To be done:
In the material below, identify each line bearing the word "ditamatkan". Reproduce those lines.

Available data:
—————
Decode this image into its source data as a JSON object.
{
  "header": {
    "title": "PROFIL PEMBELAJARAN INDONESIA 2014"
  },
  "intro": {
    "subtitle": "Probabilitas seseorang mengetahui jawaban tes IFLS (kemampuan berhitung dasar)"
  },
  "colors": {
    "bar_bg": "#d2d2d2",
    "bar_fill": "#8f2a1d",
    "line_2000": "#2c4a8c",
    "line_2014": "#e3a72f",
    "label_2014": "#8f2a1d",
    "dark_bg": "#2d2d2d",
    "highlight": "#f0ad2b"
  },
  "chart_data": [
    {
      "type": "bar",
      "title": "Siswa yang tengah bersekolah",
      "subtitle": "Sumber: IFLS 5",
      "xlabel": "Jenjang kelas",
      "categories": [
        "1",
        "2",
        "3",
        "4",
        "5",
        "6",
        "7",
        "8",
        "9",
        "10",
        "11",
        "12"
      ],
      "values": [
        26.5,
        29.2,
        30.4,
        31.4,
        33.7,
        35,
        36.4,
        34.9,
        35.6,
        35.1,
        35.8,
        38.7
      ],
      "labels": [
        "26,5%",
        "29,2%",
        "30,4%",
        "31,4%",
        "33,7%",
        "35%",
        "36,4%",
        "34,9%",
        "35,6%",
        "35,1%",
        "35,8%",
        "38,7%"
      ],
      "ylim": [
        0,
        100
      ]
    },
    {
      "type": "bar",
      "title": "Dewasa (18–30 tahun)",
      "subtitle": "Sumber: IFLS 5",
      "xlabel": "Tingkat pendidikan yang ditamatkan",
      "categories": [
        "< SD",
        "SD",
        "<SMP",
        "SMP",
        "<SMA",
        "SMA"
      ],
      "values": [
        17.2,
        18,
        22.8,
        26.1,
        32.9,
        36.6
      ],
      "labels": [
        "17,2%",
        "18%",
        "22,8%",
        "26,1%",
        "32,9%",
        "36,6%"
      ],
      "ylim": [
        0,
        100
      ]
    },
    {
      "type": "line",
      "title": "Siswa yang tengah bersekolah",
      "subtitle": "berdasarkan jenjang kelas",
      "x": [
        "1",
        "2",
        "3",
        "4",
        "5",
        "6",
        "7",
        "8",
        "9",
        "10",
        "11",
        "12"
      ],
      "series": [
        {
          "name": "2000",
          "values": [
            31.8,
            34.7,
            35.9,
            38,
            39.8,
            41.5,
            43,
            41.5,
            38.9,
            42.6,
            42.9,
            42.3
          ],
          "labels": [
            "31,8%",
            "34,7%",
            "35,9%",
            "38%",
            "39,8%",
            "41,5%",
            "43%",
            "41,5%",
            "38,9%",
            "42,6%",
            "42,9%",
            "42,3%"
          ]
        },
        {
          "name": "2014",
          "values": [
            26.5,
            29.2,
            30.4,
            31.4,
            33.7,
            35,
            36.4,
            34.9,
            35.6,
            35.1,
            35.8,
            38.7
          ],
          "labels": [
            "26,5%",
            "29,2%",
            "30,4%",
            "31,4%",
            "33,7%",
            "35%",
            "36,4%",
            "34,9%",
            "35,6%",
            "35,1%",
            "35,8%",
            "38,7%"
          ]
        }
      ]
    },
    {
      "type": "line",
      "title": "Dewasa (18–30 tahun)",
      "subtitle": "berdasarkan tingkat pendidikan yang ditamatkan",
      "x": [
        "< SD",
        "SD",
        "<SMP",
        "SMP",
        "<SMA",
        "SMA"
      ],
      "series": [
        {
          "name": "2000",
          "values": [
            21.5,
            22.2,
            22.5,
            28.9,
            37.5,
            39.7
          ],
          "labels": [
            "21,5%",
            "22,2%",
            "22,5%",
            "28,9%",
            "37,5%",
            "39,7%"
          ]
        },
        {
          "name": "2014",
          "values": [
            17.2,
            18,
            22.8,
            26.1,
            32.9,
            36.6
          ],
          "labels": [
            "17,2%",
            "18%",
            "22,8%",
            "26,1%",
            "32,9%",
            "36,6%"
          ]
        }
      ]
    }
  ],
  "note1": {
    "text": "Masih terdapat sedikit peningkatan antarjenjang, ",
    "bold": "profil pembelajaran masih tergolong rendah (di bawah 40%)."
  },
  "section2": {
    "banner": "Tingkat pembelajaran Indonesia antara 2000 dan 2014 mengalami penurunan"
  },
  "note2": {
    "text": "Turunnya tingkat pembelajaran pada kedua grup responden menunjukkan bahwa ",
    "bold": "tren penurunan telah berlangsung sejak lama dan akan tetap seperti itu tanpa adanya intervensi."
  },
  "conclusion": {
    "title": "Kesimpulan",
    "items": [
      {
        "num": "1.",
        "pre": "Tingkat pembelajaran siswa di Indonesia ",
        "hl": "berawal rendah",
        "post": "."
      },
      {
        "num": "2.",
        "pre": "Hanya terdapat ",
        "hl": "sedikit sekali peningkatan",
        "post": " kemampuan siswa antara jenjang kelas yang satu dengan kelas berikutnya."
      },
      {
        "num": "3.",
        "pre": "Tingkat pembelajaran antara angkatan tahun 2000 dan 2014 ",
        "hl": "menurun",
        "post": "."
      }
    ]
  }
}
—————
Reply:
      "xlabel": "Tingkat pendidikan yang ditamatkan",
      "subtitle": "berdasarkan tingkat pendidikan yang ditamatkan",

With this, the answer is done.